Return the listing below word for word.

— start of Records to process —

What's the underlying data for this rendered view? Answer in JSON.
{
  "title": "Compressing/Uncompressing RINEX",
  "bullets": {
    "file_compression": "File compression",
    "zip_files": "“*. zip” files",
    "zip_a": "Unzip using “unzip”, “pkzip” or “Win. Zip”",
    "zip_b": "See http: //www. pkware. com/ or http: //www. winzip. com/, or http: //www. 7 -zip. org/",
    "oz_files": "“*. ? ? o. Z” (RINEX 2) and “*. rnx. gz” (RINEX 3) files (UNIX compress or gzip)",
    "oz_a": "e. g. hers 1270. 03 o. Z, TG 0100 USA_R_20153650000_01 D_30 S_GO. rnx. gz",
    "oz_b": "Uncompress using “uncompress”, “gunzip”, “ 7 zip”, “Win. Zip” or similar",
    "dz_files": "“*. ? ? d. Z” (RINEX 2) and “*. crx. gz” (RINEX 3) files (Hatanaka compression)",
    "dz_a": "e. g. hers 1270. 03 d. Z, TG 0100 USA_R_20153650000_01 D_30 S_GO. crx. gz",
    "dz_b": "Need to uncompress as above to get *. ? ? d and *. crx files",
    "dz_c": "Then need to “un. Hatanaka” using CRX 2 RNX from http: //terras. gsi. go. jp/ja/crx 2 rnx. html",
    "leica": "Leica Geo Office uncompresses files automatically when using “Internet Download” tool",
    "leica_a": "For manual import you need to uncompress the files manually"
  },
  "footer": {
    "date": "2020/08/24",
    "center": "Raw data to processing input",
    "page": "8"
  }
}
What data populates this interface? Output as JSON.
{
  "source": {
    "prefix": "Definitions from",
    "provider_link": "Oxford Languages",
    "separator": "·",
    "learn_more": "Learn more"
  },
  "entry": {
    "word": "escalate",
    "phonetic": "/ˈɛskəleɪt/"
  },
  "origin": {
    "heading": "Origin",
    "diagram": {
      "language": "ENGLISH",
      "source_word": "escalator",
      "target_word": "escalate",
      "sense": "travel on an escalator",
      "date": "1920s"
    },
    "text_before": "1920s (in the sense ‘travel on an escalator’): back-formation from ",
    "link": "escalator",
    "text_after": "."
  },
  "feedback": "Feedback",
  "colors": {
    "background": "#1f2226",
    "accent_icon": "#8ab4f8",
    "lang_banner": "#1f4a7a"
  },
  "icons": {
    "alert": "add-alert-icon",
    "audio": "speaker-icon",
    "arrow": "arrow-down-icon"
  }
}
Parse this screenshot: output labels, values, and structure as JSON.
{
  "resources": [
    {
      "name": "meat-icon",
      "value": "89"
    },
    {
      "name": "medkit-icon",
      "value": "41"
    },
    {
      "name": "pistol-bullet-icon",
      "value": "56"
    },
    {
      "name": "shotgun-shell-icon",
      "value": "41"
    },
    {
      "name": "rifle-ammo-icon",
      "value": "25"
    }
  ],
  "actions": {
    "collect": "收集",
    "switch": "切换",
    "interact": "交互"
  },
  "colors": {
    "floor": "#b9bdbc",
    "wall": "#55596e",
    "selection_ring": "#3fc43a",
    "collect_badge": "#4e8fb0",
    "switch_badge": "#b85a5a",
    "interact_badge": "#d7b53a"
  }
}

— end of Records to process —

■ Response:
What's the underlying data for this rendered view? Answer in JSON.
{
  "title": "Compressing/Uncompressing RINEX",
  "bullets": {
    "file_compression": "File compression",
    "zip_files": "“*. zip” files",
    "zip_a": "Unzip using “unzip”, “pkzip” or “Win. Zip”",
    "zip_b": "See http: //www. pkware. com/ or http: //www. winzip. com/, or http: //www. 7 -zip. org/",
    "oz_files": "“*. ? ? o. Z” (RINEX 2) and “*. rnx. gz” (RINEX 3) files (UNIX compress or gzip)",
    "oz_a": "e. g. hers 1270. 03 o. Z, TG 0100 USA_R_20153650000_01 D_30 S_GO. rnx. gz",
    "oz_b": "Uncompress using “uncompress”, “gunzip”, “ 7 zip”, “Win. Zip” or similar",
    "dz_files": "“*. ? ? d. Z” (RINEX 2) and “*. crx. gz” (RINEX 3) files (Hatanaka compression)",
    "dz_a": "e. g. hers 1270. 03 d. Z, TG 0100 USA_R_20153650000_01 D_30 S_GO. crx. gz",
    "dz_b": "Need to uncompress as above to get *. ? ? d and *. crx files",
    "dz_c": "Then need to “un. Hatanaka” using CRX 2 RNX from http: //terras. gsi. go. jp/ja/crx 2 rnx. html",
    "leica": "Leica Geo Office uncompresses files automatically when using “Internet Download” tool",
    "leica_a": "For manual import you need to uncompress the files manually"
  },
  "footer": {
    "date": "2020/08/24",
    "center": "Raw data to processing input",
    "page": "8"
  }
}
What data populates this interface? Output as JSON.
{
  "source": {
    "prefix": "Definitions from",
    "provider_link": "Oxford Languages",
    "separator": "·",
    "learn_more": "Learn more"
  },
  "entry": {
    "word": "escalate",
    "phonetic": "/ˈɛskəleɪt/"
  },
  "origin": {
    "heading": "Origin",
    "diagram": {
      "language": "ENGLISH",
      "source_word": "escalator",
      "target_word": "escalate",
      "sense": "travel on an escalator",
      "date": "1920s"
    },
    "text_before": "1920s (in the sense ‘travel on an escalator’): back-formation from ",
    "link": "escalator",
    "text_after": "."
  },
  "feedback": "Feedback",
  "colors": {
    "background": "#1f2226",
    "accent_icon": "#8ab4f8",
    "lang_banner": "#1f4a7a"
  },
  "icons": {
    "alert": "add-alert-icon",
    "audio": "speaker-icon",
    "arrow": "arrow-down-icon"
  }
}
Parse this screenshot: output labels, values, and structure as JSON.
{
  "resources": [
    {
      "name": "meat-icon",
      "value": "89"
    },
    {
      "name": "medkit-icon",
      "value": "41"
    },
    {
      "name": "pistol-bullet-icon",
      "value": "56"
    },
    {
      "name": "shotgun-shell-icon",
      "value": "41"
    },
    {
      "name": "rifle-ammo-icon",
      "value": "25"
    }
  ],
  "actions": {
    "collect": "收集",
    "switch": "切换",
    "interact": "交互"
  },
  "colors": {
    "floor": "#b9bdbc",
    "wall": "#55596e",
    "selection_ring": "#3fc43a",
    "collect_badge": "#4e8fb0",
    "switch_badge": "#b85a5a",
    "interact_badge": "#d7b53a"
  }
}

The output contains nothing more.